# TASK BRIEF
For the records below, say how many lines contain the string "labels". Give the number only.

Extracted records
____________________

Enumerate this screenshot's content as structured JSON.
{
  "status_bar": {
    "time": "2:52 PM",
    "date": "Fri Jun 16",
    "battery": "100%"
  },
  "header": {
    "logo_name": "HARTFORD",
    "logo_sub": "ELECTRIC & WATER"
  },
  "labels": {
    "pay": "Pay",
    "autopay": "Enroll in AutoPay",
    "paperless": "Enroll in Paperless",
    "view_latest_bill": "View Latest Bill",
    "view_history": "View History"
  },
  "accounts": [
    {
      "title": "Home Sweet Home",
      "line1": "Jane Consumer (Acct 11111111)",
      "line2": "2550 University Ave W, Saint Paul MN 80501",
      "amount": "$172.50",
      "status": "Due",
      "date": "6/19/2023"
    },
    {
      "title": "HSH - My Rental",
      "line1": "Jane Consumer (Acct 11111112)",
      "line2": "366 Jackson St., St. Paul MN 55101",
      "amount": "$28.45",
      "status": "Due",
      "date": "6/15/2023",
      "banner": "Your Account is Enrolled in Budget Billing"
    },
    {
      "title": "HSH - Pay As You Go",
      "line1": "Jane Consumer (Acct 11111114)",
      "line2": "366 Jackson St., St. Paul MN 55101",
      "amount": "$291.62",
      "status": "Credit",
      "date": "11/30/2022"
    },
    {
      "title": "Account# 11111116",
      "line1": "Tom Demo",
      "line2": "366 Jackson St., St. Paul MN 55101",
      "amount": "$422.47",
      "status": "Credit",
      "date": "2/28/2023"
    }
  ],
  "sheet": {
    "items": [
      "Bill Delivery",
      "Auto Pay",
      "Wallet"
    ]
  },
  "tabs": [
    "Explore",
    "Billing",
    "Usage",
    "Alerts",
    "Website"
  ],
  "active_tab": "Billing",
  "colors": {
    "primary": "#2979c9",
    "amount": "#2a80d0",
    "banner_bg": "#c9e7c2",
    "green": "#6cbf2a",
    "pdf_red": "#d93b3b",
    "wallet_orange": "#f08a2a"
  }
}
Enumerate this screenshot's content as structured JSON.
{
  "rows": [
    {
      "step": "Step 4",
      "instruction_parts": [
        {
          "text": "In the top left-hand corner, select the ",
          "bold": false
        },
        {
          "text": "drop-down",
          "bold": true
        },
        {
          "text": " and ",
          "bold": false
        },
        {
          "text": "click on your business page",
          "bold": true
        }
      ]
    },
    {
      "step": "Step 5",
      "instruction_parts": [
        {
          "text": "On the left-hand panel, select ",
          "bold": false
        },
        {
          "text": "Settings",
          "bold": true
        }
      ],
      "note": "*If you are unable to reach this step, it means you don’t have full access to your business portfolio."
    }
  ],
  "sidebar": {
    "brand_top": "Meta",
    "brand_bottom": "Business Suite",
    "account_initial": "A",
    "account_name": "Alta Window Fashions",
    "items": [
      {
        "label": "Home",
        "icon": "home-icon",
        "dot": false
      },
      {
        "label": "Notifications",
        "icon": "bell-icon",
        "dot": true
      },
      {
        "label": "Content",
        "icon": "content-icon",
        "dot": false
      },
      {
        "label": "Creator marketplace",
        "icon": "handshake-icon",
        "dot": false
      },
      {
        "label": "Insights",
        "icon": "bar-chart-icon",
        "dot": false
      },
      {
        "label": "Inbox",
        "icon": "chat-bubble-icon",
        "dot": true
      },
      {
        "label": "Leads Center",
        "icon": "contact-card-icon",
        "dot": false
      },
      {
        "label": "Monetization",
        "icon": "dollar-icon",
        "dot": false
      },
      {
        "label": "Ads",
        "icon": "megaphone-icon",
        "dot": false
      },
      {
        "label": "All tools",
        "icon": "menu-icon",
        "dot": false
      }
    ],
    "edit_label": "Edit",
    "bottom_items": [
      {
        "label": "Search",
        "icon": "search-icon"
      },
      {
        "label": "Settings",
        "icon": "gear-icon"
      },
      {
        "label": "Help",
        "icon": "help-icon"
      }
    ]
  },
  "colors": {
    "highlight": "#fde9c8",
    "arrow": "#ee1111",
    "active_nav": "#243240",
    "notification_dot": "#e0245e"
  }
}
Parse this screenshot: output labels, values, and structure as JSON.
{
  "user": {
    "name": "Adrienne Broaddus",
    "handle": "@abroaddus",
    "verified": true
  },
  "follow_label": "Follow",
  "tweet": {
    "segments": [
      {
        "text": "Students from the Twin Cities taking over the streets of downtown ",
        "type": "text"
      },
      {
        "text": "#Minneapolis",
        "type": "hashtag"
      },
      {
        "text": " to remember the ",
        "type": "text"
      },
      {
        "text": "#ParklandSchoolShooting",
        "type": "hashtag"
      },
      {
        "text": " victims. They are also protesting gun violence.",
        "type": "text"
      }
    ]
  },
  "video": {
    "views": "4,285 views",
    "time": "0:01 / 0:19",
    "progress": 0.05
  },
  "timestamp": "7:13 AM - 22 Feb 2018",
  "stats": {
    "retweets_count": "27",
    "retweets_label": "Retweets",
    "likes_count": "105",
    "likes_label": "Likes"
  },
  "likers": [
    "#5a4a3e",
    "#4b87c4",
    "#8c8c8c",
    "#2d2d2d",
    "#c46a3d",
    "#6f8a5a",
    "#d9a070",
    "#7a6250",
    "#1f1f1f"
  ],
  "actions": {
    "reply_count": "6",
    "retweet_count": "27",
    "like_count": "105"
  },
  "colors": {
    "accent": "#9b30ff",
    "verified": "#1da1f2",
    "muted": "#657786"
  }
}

____________________

# TASK RESULT
2